Job — Every entry needs to be reproduced exactly.

Extracted records
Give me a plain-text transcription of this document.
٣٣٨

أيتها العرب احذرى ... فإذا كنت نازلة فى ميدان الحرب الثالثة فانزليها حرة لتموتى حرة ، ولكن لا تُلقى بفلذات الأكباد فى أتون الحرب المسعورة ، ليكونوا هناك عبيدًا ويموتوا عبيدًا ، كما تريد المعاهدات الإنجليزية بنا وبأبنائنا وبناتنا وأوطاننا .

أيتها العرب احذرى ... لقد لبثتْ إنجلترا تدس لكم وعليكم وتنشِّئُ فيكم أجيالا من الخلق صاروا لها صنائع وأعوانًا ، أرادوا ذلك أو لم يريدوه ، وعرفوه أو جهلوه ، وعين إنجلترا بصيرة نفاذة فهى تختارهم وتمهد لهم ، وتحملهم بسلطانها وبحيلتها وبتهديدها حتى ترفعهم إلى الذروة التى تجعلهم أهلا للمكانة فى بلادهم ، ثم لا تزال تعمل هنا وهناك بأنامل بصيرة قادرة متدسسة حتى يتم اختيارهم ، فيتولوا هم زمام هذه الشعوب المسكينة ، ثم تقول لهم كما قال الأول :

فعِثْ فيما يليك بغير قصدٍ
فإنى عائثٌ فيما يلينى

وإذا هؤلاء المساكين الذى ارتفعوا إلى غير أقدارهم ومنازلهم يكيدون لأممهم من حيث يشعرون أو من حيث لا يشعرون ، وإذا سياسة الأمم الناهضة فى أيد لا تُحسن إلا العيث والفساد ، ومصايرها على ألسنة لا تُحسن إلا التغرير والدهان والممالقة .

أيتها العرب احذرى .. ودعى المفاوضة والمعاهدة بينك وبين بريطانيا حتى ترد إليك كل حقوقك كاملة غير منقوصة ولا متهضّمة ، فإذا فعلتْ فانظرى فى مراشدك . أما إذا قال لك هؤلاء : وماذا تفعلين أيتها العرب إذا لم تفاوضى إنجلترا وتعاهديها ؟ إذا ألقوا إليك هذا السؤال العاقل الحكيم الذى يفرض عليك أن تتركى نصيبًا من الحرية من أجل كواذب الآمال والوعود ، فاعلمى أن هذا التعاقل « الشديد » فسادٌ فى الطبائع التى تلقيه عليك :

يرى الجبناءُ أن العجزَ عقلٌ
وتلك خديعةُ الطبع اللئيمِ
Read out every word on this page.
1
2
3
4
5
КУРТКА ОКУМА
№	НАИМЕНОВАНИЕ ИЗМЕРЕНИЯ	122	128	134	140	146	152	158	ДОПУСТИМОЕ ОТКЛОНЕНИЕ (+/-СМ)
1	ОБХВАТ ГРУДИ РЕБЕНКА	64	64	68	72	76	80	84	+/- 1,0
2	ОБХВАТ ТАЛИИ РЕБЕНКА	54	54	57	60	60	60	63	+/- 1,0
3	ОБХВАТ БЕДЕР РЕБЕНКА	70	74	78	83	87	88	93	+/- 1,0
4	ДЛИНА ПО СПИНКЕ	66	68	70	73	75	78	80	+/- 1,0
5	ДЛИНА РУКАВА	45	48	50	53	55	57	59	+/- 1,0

Response —
Give me a plain-text transcription of this document.
٣٣٨

أيتها العرب احذرى ... فإذا كنت نازلة فى ميدان الحرب الثالثة فانزليها حرة لتموتى حرة ، ولكن لا تُلقى بفلذات الأكباد فى أتون الحرب المسعورة ، ليكونوا هناك عبيدًا ويموتوا عبيدًا ، كما تريد المعاهدات الإنجليزية بنا وبأبنائنا وبناتنا وأوطاننا .

أيتها العرب احذرى ... لقد لبثتْ إنجلترا تدس لكم وعليكم وتنشِّئُ فيكم أجيالا من الخلق صاروا لها صنائع وأعوانًا ، أرادوا ذلك أو لم يريدوه ، وعرفوه أو جهلوه ، وعين إنجلترا بصيرة نفاذة فهى تختارهم وتمهد لهم ، وتحملهم بسلطانها وبحيلتها وبتهديدها حتى ترفعهم إلى الذروة التى تجعلهم أهلا للمكانة فى بلادهم ، ثم لا تزال تعمل هنا وهناك بأنامل بصيرة قادرة متدسسة حتى يتم اختيارهم ، فيتولوا هم زمام هذه الشعوب المسكينة ، ثم تقول لهم كما قال الأول :

فعِثْ فيما يليك بغير قصدٍ
فإنى عائثٌ فيما يلينى

وإذا هؤلاء المساكين الذى ارتفعوا إلى غير أقدارهم ومنازلهم يكيدون لأممهم من حيث يشعرون أو من حيث لا يشعرون ، وإذا سياسة الأمم الناهضة فى أيد لا تُحسن إلا العيث والفساد ، ومصايرها على ألسنة لا تُحسن إلا التغرير والدهان والممالقة .

أيتها العرب احذرى .. ودعى المفاوضة والمعاهدة بينك وبين بريطانيا حتى ترد إليك كل حقوقك كاملة غير منقوصة ولا متهضّمة ، فإذا فعلتْ فانظرى فى مراشدك . أما إذا قال لك هؤلاء : وماذا تفعلين أيتها العرب إذا لم تفاوضى إنجلترا وتعاهديها ؟ إذا ألقوا إليك هذا السؤال العاقل الحكيم الذى يفرض عليك أن تتركى نصيبًا من الحرية من أجل كواذب الآمال والوعود ، فاعلمى أن هذا التعاقل « الشديد » فسادٌ فى الطبائع التى تلقيه عليك :

يرى الجبناءُ أن العجزَ عقلٌ
وتلك خديعةُ الطبع اللئيمِ
Read out every word on this page.
1
2
3
4
5
КУРТКА ОКУМА
№	НАИМЕНОВАНИЕ ИЗМЕРЕНИЯ	122	128	134	140	146	152	158	ДОПУСТИМОЕ ОТКЛОНЕНИЕ (+/-СМ)
1	ОБХВАТ ГРУДИ РЕБЕНКА	64	64	68	72	76	80	84	+/- 1,0
2	ОБХВАТ ТАЛИИ РЕБЕНКА	54	54	57	60	60	60	63	+/- 1,0
3	ОБХВАТ БЕДЕР РЕБЕНКА	70	74	78	83	87	88	93	+/- 1,0
4	ДЛИНА ПО СПИНКЕ	66	68	70	73	75	78	80	+/- 1,0
5	ДЛИНА РУКАВА	45	48	50	53	55	57	59	+/- 1,0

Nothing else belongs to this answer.